Task prompt => Where a line contains the string "Solar", copy that line.

Provided data =>
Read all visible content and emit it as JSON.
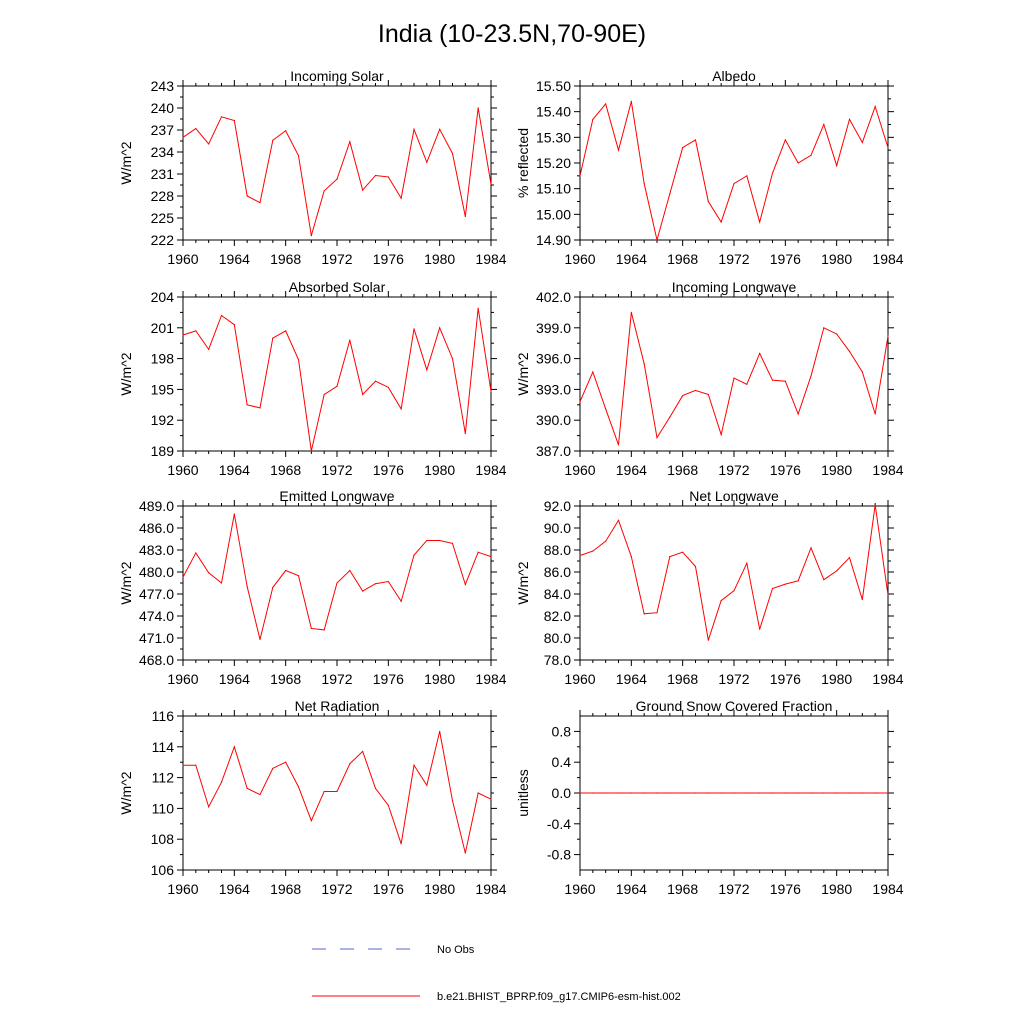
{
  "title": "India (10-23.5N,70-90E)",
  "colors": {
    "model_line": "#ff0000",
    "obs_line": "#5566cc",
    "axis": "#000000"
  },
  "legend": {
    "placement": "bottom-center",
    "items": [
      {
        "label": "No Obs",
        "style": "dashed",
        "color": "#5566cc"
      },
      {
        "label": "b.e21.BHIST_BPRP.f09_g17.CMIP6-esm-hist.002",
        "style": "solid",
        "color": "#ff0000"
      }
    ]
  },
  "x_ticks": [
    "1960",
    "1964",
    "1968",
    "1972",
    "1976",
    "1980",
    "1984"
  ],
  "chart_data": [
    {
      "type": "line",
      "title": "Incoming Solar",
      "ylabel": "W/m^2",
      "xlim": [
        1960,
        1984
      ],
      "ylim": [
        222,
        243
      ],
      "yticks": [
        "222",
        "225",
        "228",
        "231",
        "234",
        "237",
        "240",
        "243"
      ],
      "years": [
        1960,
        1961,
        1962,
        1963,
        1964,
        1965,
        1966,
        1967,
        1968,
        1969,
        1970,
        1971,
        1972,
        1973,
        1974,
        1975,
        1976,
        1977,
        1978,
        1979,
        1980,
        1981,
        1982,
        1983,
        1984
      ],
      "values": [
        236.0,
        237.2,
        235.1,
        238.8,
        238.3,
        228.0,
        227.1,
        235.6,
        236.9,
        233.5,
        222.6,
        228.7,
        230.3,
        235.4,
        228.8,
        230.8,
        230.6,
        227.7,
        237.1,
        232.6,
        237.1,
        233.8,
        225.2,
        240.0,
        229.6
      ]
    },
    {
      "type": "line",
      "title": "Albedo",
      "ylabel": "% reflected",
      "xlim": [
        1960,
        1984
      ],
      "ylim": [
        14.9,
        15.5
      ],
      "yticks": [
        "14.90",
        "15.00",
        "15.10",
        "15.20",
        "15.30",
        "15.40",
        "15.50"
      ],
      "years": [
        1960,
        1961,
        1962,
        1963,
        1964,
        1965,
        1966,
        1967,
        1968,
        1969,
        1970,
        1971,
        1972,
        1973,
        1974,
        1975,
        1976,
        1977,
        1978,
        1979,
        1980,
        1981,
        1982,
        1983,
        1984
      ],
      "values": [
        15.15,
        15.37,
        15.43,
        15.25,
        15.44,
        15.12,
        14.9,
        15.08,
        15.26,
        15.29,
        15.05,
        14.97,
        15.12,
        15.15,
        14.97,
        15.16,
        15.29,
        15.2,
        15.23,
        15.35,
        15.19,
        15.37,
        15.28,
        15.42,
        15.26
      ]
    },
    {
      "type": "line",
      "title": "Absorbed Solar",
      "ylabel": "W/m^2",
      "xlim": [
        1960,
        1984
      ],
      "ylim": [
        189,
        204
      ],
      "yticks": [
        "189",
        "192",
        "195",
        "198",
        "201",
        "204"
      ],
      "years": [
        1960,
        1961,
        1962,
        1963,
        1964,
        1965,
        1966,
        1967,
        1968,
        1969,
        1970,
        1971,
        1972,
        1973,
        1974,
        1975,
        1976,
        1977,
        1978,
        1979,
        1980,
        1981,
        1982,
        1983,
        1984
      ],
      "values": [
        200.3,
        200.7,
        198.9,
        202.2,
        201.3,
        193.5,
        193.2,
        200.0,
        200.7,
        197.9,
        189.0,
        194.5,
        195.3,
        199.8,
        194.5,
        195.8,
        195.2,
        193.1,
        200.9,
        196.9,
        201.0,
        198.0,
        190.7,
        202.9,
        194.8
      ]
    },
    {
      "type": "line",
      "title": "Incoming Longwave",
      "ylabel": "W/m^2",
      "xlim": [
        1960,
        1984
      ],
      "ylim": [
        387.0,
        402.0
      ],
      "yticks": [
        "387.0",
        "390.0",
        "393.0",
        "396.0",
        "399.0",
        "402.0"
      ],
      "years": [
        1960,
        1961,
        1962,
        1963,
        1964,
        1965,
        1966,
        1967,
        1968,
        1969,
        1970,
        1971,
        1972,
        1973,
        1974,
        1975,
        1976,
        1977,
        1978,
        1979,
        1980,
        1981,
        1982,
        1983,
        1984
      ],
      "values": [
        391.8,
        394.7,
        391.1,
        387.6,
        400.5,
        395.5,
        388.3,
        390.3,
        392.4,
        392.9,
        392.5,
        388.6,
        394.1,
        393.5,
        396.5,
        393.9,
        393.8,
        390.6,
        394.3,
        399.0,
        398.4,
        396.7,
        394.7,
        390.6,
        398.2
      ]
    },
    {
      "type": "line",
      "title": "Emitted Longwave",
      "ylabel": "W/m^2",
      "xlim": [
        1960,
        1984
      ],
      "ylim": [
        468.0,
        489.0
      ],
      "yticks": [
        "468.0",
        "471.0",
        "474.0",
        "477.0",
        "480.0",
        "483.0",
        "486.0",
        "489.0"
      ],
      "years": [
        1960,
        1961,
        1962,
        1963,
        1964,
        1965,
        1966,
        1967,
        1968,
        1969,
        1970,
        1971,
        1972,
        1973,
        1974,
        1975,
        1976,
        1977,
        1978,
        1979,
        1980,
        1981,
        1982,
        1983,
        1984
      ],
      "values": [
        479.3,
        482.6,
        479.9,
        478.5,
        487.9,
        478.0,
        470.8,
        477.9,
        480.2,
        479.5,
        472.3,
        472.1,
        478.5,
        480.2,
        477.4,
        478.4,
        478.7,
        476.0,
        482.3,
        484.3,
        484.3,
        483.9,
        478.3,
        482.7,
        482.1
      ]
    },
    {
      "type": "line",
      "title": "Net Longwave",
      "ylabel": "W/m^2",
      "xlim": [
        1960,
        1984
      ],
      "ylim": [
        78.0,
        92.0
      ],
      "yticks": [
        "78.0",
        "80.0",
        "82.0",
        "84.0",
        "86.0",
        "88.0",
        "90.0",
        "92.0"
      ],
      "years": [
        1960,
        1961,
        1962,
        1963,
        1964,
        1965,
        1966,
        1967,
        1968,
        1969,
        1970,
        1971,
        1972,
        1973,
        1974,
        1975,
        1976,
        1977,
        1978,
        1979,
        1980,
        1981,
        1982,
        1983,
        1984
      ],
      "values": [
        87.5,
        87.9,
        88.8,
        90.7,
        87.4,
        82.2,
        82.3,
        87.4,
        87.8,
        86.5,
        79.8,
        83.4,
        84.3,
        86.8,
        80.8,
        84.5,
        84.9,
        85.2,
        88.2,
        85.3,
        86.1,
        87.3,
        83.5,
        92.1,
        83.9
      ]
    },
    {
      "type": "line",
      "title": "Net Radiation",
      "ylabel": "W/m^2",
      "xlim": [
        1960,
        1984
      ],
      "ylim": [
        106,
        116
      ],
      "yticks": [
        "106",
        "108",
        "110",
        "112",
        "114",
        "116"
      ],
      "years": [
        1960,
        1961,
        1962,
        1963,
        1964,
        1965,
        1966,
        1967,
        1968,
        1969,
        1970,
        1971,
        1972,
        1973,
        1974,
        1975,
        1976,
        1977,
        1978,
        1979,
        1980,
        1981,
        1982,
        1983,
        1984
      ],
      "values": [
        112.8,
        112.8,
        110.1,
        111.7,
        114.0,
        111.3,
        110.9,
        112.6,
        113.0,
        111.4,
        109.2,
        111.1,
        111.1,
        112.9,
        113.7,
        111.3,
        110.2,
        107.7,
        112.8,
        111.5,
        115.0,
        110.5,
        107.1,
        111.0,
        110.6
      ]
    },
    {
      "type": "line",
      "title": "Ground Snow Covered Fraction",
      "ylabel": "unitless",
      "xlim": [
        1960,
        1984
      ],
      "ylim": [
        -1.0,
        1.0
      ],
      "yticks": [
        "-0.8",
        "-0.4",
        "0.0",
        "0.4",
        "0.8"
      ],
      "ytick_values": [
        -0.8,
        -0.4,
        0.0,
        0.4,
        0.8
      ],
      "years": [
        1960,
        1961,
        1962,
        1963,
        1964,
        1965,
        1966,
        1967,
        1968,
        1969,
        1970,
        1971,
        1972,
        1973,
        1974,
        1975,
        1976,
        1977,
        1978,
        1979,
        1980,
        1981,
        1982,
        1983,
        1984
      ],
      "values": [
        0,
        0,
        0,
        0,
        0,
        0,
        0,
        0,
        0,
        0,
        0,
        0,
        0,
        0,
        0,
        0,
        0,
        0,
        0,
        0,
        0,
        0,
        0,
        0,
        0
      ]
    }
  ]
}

The output =>
      "title": "Incoming Solar",
      "title": "Absorbed Solar",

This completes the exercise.